(Collection entries)
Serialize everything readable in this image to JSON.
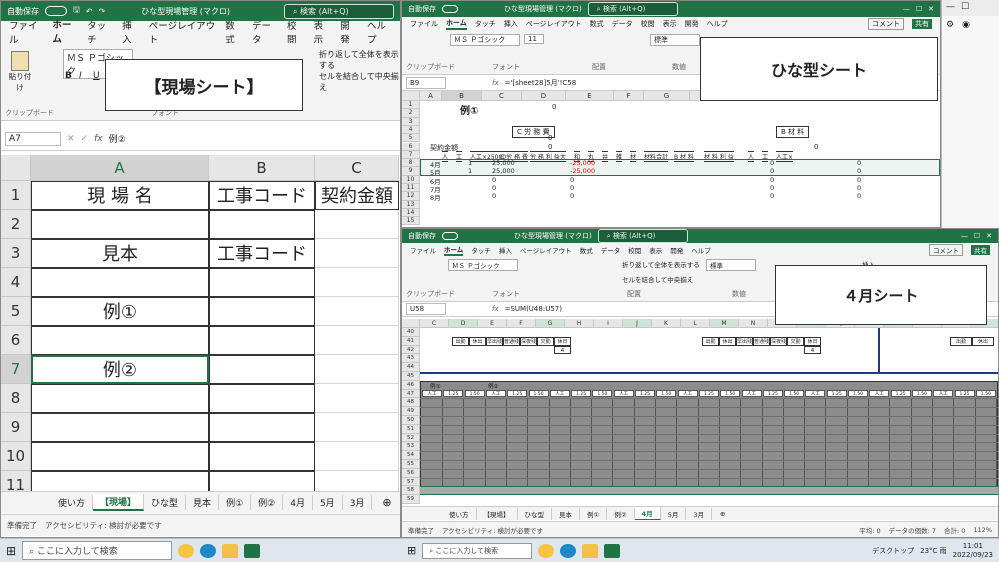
{
  "common": {
    "autosave": "自動保存",
    "autosave_state": "オフ",
    "filename": "ひな型現場管理 (マクロ)",
    "search": "検索 (Alt+Q)",
    "menus": [
      "ファイル",
      "ホーム",
      "タッチ",
      "挿入",
      "ページレイアウト",
      "数式",
      "データ",
      "校閲",
      "表示",
      "開発",
      "ヘルプ"
    ],
    "font": "ＭＳ Ｐゴシック",
    "font_size": "11",
    "wrap_btn": "折り返して全体を表示する",
    "merge_btn": "セルを結合して中央揃え",
    "number_format": "標準",
    "groups": {
      "clipboard": "クリップボード",
      "font": "フォント",
      "align": "配置",
      "number": "数値"
    },
    "paste": "貼り付け",
    "comment_btn": "コメント",
    "share_btn": "共有",
    "tabs": [
      "使い方",
      "【現場】",
      "ひな型",
      "見本",
      "例①",
      "例②",
      "4月",
      "5月",
      "3月"
    ],
    "status_ready": "準備完了",
    "status_access": "アクセシビリティ: 検討が必要です",
    "taskbar_search": "ここに入力して検索",
    "insert_btn": "挿入",
    "desktop": "デスクトップ",
    "weather": "23°C 雨",
    "clock_time": "11:01",
    "clock_date": "2022/09/23",
    "zoom": "112%"
  },
  "left": {
    "callout": "【現場シート】",
    "namebox": "A7",
    "formula": "例②",
    "columns": [
      "A",
      "B",
      "C"
    ],
    "rows": [
      {
        "n": "1",
        "a": "現 場 名",
        "b": "工事コード",
        "c": "契約金額"
      },
      {
        "n": "2",
        "a": "",
        "b": "",
        "c": ""
      },
      {
        "n": "3",
        "a": "見本",
        "b": "工事コード",
        "c": ""
      },
      {
        "n": "4",
        "a": "",
        "b": "",
        "c": ""
      },
      {
        "n": "5",
        "a": "例①",
        "b": "",
        "c": ""
      },
      {
        "n": "6",
        "a": "",
        "b": "",
        "c": ""
      },
      {
        "n": "7",
        "a": "例②",
        "b": "",
        "c": ""
      },
      {
        "n": "8",
        "a": "",
        "b": "",
        "c": ""
      },
      {
        "n": "9",
        "a": "",
        "b": "",
        "c": ""
      },
      {
        "n": "10",
        "a": "",
        "b": "",
        "c": ""
      },
      {
        "n": "11",
        "a": "",
        "b": "",
        "c": ""
      }
    ]
  },
  "top": {
    "callout": "ひな型シート",
    "namebox": "B9",
    "formula": "='[sheet28]5月'!C58",
    "columns": [
      "A",
      "B",
      "C",
      "D",
      "E",
      "F",
      "G",
      "H",
      "I"
    ],
    "title": "例①",
    "title_value": "0",
    "labor_label": "C 労 務 費",
    "contract_label": "契約金額",
    "contract_value": "0",
    "labor_value": "0",
    "material_label": "B 材 料",
    "material_value": "0",
    "headers": [
      "人",
      "工",
      "人工×25000",
      "C 労 務 費",
      "労 務 利 益",
      "大",
      "和",
      "丸",
      "井",
      "雑",
      "材",
      "材料合計",
      "B 材 料",
      "材 料 利 益",
      "",
      "人",
      "工",
      "人工×"
    ],
    "rows": [
      {
        "n": "8",
        "m": "4月",
        "v1": "1",
        "v2": "25,000",
        "v3": "-25,000",
        "v4": "0",
        "v5": "0"
      },
      {
        "n": "9",
        "m": "5月",
        "v1": "1",
        "v2": "25,000",
        "v3": "-25,000",
        "v4": "0",
        "v5": "0"
      },
      {
        "n": "10",
        "m": "6月",
        "v1": "",
        "v2": "0",
        "v3": "0",
        "v4": "0",
        "v5": "0"
      },
      {
        "n": "11",
        "m": "7月",
        "v1": "",
        "v2": "0",
        "v3": "0",
        "v4": "0",
        "v5": "0"
      },
      {
        "n": "12",
        "m": "8月",
        "v1": "",
        "v2": "0",
        "v3": "0",
        "v4": "0",
        "v5": "0"
      }
    ]
  },
  "bottom": {
    "callout": "４月シート",
    "namebox": "U58",
    "formula": "=SUM(U48:U57)",
    "columns": [
      "C",
      "D",
      "E",
      "F",
      "G",
      "H",
      "I",
      "J",
      "K",
      "L",
      "M",
      "N",
      "O",
      "P",
      "Q",
      "R",
      "S",
      "T",
      "U",
      "V"
    ],
    "summary_headers": [
      "出勤",
      "休出",
      "早出残",
      "普通残",
      "深夜残",
      "欠勤",
      "休日"
    ],
    "summary_value": "4",
    "section_labels": [
      "例①",
      "例②"
    ],
    "unit_labels": [
      "人工",
      "1.25",
      "1.50"
    ],
    "row_numbers": [
      "40",
      "41",
      "42",
      "43",
      "44",
      "45",
      "46",
      "47",
      "48",
      "49",
      "50",
      "51",
      "52",
      "53",
      "54",
      "55",
      "56",
      "57",
      "58",
      "59"
    ],
    "status_avg": "平均: 0",
    "status_count": "データの個数: 7",
    "status_sum": "合計: 0"
  }
}
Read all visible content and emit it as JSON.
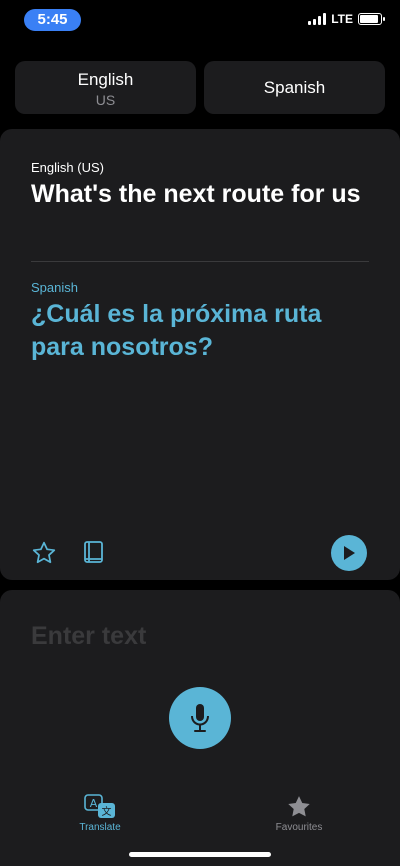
{
  "status_bar": {
    "time": "5:45",
    "network": "LTE",
    "time_pill_color": "#3a80f5",
    "signal_bars": 4,
    "battery_level": 0.9
  },
  "languages": {
    "source": {
      "name": "English",
      "region": "US"
    },
    "target": {
      "name": "Spanish"
    }
  },
  "translation": {
    "source_label": "English (US)",
    "source_text": "What's the next route for us",
    "target_label": "Spanish",
    "target_text": "¿Cuál es la próxima ruta para nosotros?",
    "accent_color": "#5ab5d6",
    "actions": [
      "star-icon",
      "book-icon",
      "play-icon"
    ]
  },
  "input": {
    "placeholder": "Enter text",
    "value": "",
    "mic_icon": "microphone-icon"
  },
  "tab_bar": {
    "tabs": [
      {
        "label": "Translate",
        "icon": "translate-icon",
        "active": true
      },
      {
        "label": "Favourites",
        "icon": "star-filled-icon",
        "active": false
      }
    ]
  }
}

Instruction | Transcribe the material as is, with images omitted.

Final result |
Serialize everything readable in this image to JSON.
{
  "common": {
    "autosave": "自動保存",
    "autosave_state": "オフ",
    "filename": "ひな型現場管理 (マクロ)",
    "search": "検索 (Alt+Q)",
    "menus": [
      "ファイル",
      "ホーム",
      "タッチ",
      "挿入",
      "ページレイアウト",
      "数式",
      "データ",
      "校閲",
      "表示",
      "開発",
      "ヘルプ"
    ],
    "font": "ＭＳ Ｐゴシック",
    "font_size": "11",
    "wrap_btn": "折り返して全体を表示する",
    "merge_btn": "セルを結合して中央揃え",
    "number_format": "標準",
    "groups": {
      "clipboard": "クリップボード",
      "font": "フォント",
      "align": "配置",
      "number": "数値"
    },
    "paste": "貼り付け",
    "comment_btn": "コメント",
    "share_btn": "共有",
    "tabs": [
      "使い方",
      "【現場】",
      "ひな型",
      "見本",
      "例①",
      "例②",
      "4月",
      "5月",
      "3月"
    ],
    "status_ready": "準備完了",
    "status_access": "アクセシビリティ: 検討が必要です",
    "taskbar_search": "ここに入力して検索",
    "insert_btn": "挿入",
    "desktop": "デスクトップ",
    "weather": "23°C 雨",
    "clock_time": "11:01",
    "clock_date": "2022/09/23",
    "zoom": "112%"
  },
  "left": {
    "callout": "【現場シート】",
    "namebox": "A7",
    "formula": "例②",
    "columns": [
      "A",
      "B",
      "C"
    ],
    "rows": [
      {
        "n": "1",
        "a": "現 場 名",
        "b": "工事コード",
        "c": "契約金額"
      },
      {
        "n": "2",
        "a": "",
        "b": "",
        "c": ""
      },
      {
        "n": "3",
        "a": "見本",
        "b": "工事コード",
        "c": ""
      },
      {
        "n": "4",
        "a": "",
        "b": "",
        "c": ""
      },
      {
        "n": "5",
        "a": "例①",
        "b": "",
        "c": ""
      },
      {
        "n": "6",
        "a": "",
        "b": "",
        "c": ""
      },
      {
        "n": "7",
        "a": "例②",
        "b": "",
        "c": ""
      },
      {
        "n": "8",
        "a": "",
        "b": "",
        "c": ""
      },
      {
        "n": "9",
        "a": "",
        "b": "",
        "c": ""
      },
      {
        "n": "10",
        "a": "",
        "b": "",
        "c": ""
      },
      {
        "n": "11",
        "a": "",
        "b": "",
        "c": ""
      }
    ]
  },
  "top": {
    "callout": "ひな型シート",
    "namebox": "B9",
    "formula": "='[sheet28]5月'!C58",
    "columns": [
      "A",
      "B",
      "C",
      "D",
      "E",
      "F",
      "G",
      "H",
      "I"
    ],
    "title": "例①",
    "title_value": "0",
    "labor_label": "C 労 務 費",
    "contract_label": "契約金額",
    "contract_value": "0",
    "labor_value": "0",
    "material_label": "B 材 料",
    "material_value": "0",
    "headers": [
      "人",
      "工",
      "人工×25000",
      "C 労 務 費",
      "労 務 利 益",
      "大",
      "和",
      "丸",
      "井",
      "雑",
      "材",
      "材料合計",
      "B 材 料",
      "材 料 利 益",
      "",
      "人",
      "工",
      "人工×"
    ],
    "rows": [
      {
        "n": "8",
        "m": "4月",
        "v1": "1",
        "v2": "25,000",
        "v3": "-25,000",
        "v4": "0",
        "v5": "0"
      },
      {
        "n": "9",
        "m": "5月",
        "v1": "1",
        "v2": "25,000",
        "v3": "-25,000",
        "v4": "0",
        "v5": "0"
      },
      {
        "n": "10",
        "m": "6月",
        "v1": "",
        "v2": "0",
        "v3": "0",
        "v4": "0",
        "v5": "0"
      },
      {
        "n": "11",
        "m": "7月",
        "v1": "",
        "v2": "0",
        "v3": "0",
        "v4": "0",
        "v5": "0"
      },
      {
        "n": "12",
        "m": "8月",
        "v1": "",
        "v2": "0",
        "v3": "0",
        "v4": "0",
        "v5": "0"
      }
    ]
  },
  "bottom": {
    "callout": "４月シート",
    "namebox": "U58",
    "formula": "=SUM(U48:U57)",
    "columns": [
      "C",
      "D",
      "E",
      "F",
      "G",
      "H",
      "I",
      "J",
      "K",
      "L",
      "M",
      "N",
      "O",
      "P",
      "Q",
      "R",
      "S",
      "T",
      "U",
      "V"
    ],
    "summary_headers": [
      "出勤",
      "休出",
      "早出残",
      "普通残",
      "深夜残",
      "欠勤",
      "休日"
    ],
    "summary_value": "4",
    "section_labels": [
      "例①",
      "例②"
    ],
    "unit_labels": [
      "人工",
      "1.25",
      "1.50"
    ],
    "row_numbers": [
      "40",
      "41",
      "42",
      "43",
      "44",
      "45",
      "46",
      "47",
      "48",
      "49",
      "50",
      "51",
      "52",
      "53",
      "54",
      "55",
      "56",
      "57",
      "58",
      "59"
    ],
    "status_avg": "平均: 0",
    "status_count": "データの個数: 7",
    "status_sum": "合計: 0"
  }
}
Read all visible content and emit it as JSON.
{
  "status_bar": {
    "time": "5:45",
    "network": "LTE",
    "time_pill_color": "#3a80f5",
    "signal_bars": 4,
    "battery_level": 0.9
  },
  "languages": {
    "source": {
      "name": "English",
      "region": "US"
    },
    "target": {
      "name": "Spanish"
    }
  },
  "translation": {
    "source_label": "English (US)",
    "source_text": "What's the next route for us",
    "target_label": "Spanish",
    "target_text": "¿Cuál es la próxima ruta para nosotros?",
    "accent_color": "#5ab5d6",
    "actions": [
      "star-icon",
      "book-icon",
      "play-icon"
    ]
  },
  "input": {
    "placeholder": "Enter text",
    "value": "",
    "mic_icon": "microphone-icon"
  },
  "tab_bar": {
    "tabs": [
      {
        "label": "Translate",
        "icon": "translate-icon",
        "active": true
      },
      {
        "label": "Favourites",
        "icon": "star-filled-icon",
        "active": false
      }
    ]
  }
}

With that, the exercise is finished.